--- START GIVEN ENTRIES ---

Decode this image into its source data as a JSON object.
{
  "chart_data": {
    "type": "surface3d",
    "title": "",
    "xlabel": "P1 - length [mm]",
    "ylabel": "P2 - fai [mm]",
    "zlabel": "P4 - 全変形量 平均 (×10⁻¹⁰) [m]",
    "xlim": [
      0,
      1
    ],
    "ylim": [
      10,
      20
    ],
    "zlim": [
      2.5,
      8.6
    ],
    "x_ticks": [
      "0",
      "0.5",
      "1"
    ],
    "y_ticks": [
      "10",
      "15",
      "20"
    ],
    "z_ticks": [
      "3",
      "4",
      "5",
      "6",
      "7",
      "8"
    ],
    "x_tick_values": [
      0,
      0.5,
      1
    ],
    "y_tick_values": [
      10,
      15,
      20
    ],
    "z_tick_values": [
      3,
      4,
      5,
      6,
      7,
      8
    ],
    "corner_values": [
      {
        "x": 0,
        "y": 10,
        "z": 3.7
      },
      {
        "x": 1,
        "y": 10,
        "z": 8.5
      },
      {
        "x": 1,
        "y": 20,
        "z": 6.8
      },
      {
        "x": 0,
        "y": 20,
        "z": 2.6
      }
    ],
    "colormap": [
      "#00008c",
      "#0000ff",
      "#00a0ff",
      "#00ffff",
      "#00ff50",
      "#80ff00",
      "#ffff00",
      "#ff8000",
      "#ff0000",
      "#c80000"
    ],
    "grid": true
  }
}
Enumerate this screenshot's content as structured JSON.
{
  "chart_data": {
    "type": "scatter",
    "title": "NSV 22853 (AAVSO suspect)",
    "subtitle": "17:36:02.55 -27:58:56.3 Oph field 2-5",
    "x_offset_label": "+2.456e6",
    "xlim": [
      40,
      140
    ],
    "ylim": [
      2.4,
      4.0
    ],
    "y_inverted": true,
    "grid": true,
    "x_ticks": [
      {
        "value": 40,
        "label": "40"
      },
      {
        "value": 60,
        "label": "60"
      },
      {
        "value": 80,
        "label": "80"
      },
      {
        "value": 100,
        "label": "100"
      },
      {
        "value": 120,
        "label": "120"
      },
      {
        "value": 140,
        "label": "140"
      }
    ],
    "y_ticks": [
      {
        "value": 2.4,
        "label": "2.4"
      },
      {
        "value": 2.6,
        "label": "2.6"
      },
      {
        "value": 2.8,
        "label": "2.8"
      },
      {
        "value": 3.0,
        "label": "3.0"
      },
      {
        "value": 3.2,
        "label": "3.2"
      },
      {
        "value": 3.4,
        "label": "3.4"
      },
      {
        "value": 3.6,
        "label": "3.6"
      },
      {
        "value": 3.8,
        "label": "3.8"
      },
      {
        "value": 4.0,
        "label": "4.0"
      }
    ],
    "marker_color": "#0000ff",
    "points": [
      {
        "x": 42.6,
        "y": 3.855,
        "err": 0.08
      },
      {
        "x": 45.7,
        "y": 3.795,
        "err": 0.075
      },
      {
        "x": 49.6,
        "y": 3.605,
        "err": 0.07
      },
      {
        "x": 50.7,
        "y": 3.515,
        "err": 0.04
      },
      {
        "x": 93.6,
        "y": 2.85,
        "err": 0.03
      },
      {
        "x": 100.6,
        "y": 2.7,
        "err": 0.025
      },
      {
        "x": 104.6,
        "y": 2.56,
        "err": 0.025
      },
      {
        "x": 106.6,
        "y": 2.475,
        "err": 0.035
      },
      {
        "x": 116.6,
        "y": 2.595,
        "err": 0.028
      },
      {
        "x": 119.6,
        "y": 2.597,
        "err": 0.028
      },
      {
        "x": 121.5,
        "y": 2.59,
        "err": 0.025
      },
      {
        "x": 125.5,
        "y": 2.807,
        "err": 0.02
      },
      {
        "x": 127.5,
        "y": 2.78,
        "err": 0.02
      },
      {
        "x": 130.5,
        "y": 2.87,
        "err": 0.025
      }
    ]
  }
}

--- END GIVEN ENTRIES ---

Extract all of the data above and output it character for character.

Decode this image into its source data as a JSON object.
{
  "chart_data": {
    "type": "surface3d",
    "title": "",
    "xlabel": "P1 - length [mm]",
    "ylabel": "P2 - fai [mm]",
    "zlabel": "P4 - 全変形量 平均 (×10⁻¹⁰) [m]",
    "xlim": [
      0,
      1
    ],
    "ylim": [
      10,
      20
    ],
    "zlim": [
      2.5,
      8.6
    ],
    "x_ticks": [
      "0",
      "0.5",
      "1"
    ],
    "y_ticks": [
      "10",
      "15",
      "20"
    ],
    "z_ticks": [
      "3",
      "4",
      "5",
      "6",
      "7",
      "8"
    ],
    "x_tick_values": [
      0,
      0.5,
      1
    ],
    "y_tick_values": [
      10,
      15,
      20
    ],
    "z_tick_values": [
      3,
      4,
      5,
      6,
      7,
      8
    ],
    "corner_values": [
      {
        "x": 0,
        "y": 10,
        "z": 3.7
      },
      {
        "x": 1,
        "y": 10,
        "z": 8.5
      },
      {
        "x": 1,
        "y": 20,
        "z": 6.8
      },
      {
        "x": 0,
        "y": 20,
        "z": 2.6
      }
    ],
    "colormap": [
      "#00008c",
      "#0000ff",
      "#00a0ff",
      "#00ffff",
      "#00ff50",
      "#80ff00",
      "#ffff00",
      "#ff8000",
      "#ff0000",
      "#c80000"
    ],
    "grid": true
  }
}
Enumerate this screenshot's content as structured JSON.
{
  "chart_data": {
    "type": "scatter",
    "title": "NSV 22853 (AAVSO suspect)",
    "subtitle": "17:36:02.55 -27:58:56.3 Oph field 2-5",
    "x_offset_label": "+2.456e6",
    "xlim": [
      40,
      140
    ],
    "ylim": [
      2.4,
      4.0
    ],
    "y_inverted": true,
    "grid": true,
    "x_ticks": [
      {
        "value": 40,
        "label": "40"
      },
      {
        "value": 60,
        "label": "60"
      },
      {
        "value": 80,
        "label": "80"
      },
      {
        "value": 100,
        "label": "100"
      },
      {
        "value": 120,
        "label": "120"
      },
      {
        "value": 140,
        "label": "140"
      }
    ],
    "y_ticks": [
      {
        "value": 2.4,
        "label": "2.4"
      },
      {
        "value": 2.6,
        "label": "2.6"
      },
      {
        "value": 2.8,
        "label": "2.8"
      },
      {
        "value": 3.0,
        "label": "3.0"
      },
      {
        "value": 3.2,
        "label": "3.2"
      },
      {
        "value": 3.4,
        "label": "3.4"
      },
      {
        "value": 3.6,
        "label": "3.6"
      },
      {
        "value": 3.8,
        "label": "3.8"
      },
      {
        "value": 4.0,
        "label": "4.0"
      }
    ],
    "marker_color": "#0000ff",
    "points": [
      {
        "x": 42.6,
        "y": 3.855,
        "err": 0.08
      },
      {
        "x": 45.7,
        "y": 3.795,
        "err": 0.075
      },
      {
        "x": 49.6,
        "y": 3.605,
        "err": 0.07
      },
      {
        "x": 50.7,
        "y": 3.515,
        "err": 0.04
      },
      {
        "x": 93.6,
        "y": 2.85,
        "err": 0.03
      },
      {
        "x": 100.6,
        "y": 2.7,
        "err": 0.025
      },
      {
        "x": 104.6,
        "y": 2.56,
        "err": 0.025
      },
      {
        "x": 106.6,
        "y": 2.475,
        "err": 0.035
      },
      {
        "x": 116.6,
        "y": 2.595,
        "err": 0.028
      },
      {
        "x": 119.6,
        "y": 2.597,
        "err": 0.028
      },
      {
        "x": 121.5,
        "y": 2.59,
        "err": 0.025
      },
      {
        "x": 125.5,
        "y": 2.807,
        "err": 0.02
      },
      {
        "x": 127.5,
        "y": 2.78,
        "err": 0.02
      },
      {
        "x": 130.5,
        "y": 2.87,
        "err": 0.025
      }
    ]
  }
}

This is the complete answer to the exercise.